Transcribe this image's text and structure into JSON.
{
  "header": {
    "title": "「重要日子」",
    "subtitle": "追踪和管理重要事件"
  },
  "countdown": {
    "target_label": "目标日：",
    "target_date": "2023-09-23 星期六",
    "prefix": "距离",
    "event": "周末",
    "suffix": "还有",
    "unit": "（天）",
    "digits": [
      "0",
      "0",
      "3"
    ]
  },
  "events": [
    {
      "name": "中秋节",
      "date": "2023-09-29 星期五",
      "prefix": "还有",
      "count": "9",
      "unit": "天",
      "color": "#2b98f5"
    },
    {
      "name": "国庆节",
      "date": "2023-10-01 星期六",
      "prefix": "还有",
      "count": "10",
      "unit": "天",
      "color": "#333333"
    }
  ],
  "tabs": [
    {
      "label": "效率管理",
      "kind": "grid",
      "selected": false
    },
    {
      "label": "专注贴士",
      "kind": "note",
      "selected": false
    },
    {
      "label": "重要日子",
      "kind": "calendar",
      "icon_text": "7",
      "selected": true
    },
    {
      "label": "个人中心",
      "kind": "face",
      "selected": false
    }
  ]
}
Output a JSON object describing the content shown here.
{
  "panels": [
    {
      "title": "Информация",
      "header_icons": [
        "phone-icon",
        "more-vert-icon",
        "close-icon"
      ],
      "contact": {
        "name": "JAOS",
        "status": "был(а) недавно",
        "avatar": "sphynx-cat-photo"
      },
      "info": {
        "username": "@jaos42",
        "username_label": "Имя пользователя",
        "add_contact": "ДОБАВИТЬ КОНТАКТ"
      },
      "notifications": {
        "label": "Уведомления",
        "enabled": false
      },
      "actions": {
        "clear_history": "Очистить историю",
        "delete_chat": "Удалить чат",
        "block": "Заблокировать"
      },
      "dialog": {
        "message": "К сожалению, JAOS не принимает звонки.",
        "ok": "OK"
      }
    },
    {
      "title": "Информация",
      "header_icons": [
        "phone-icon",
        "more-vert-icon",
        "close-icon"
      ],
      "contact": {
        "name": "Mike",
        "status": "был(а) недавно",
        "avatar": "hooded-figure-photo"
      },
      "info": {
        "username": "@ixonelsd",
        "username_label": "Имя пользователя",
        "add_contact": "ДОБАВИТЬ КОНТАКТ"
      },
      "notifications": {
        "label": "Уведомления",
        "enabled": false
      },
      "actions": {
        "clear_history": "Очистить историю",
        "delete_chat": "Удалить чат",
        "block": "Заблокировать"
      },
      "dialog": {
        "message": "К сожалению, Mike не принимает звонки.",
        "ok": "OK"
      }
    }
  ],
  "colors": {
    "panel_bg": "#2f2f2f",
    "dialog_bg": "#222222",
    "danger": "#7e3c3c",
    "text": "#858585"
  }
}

## [Exercise details]
Type the whole listing again, unaltered.

## [Exercise output]
Transcribe this image's text and structure into JSON.
{
  "header": {
    "title": "「重要日子」",
    "subtitle": "追踪和管理重要事件"
  },
  "countdown": {
    "target_label": "目标日：",
    "target_date": "2023-09-23 星期六",
    "prefix": "距离",
    "event": "周末",
    "suffix": "还有",
    "unit": "（天）",
    "digits": [
      "0",
      "0",
      "3"
    ]
  },
  "events": [
    {
      "name": "中秋节",
      "date": "2023-09-29 星期五",
      "prefix": "还有",
      "count": "9",
      "unit": "天",
      "color": "#2b98f5"
    },
    {
      "name": "国庆节",
      "date": "2023-10-01 星期六",
      "prefix": "还有",
      "count": "10",
      "unit": "天",
      "color": "#333333"
    }
  ],
  "tabs": [
    {
      "label": "效率管理",
      "kind": "grid",
      "selected": false
    },
    {
      "label": "专注贴士",
      "kind": "note",
      "selected": false
    },
    {
      "label": "重要日子",
      "kind": "calendar",
      "icon_text": "7",
      "selected": true
    },
    {
      "label": "个人中心",
      "kind": "face",
      "selected": false
    }
  ]
}
Output a JSON object describing the content shown here.
{
  "panels": [
    {
      "title": "Информация",
      "header_icons": [
        "phone-icon",
        "more-vert-icon",
        "close-icon"
      ],
      "contact": {
        "name": "JAOS",
        "status": "был(а) недавно",
        "avatar": "sphynx-cat-photo"
      },
      "info": {
        "username": "@jaos42",
        "username_label": "Имя пользователя",
        "add_contact": "ДОБАВИТЬ КОНТАКТ"
      },
      "notifications": {
        "label": "Уведомления",
        "enabled": false
      },
      "actions": {
        "clear_history": "Очистить историю",
        "delete_chat": "Удалить чат",
        "block": "Заблокировать"
      },
      "dialog": {
        "message": "К сожалению, JAOS не принимает звонки.",
        "ok": "OK"
      }
    },
    {
      "title": "Информация",
      "header_icons": [
        "phone-icon",
        "more-vert-icon",
        "close-icon"
      ],
      "contact": {
        "name": "Mike",
        "status": "был(а) недавно",
        "avatar": "hooded-figure-photo"
      },
      "info": {
        "username": "@ixonelsd",
        "username_label": "Имя пользователя",
        "add_contact": "ДОБАВИТЬ КОНТАКТ"
      },
      "notifications": {
        "label": "Уведомления",
        "enabled": false
      },
      "actions": {
        "clear_history": "Очистить историю",
        "delete_chat": "Удалить чат",
        "block": "Заблокировать"
      },
      "dialog": {
        "message": "К сожалению, Mike не принимает звонки.",
        "ok": "OK"
      }
    }
  ],
  "colors": {
    "panel_bg": "#2f2f2f",
    "dialog_bg": "#222222",
    "danger": "#7e3c3c",
    "text": "#858585"
  }
}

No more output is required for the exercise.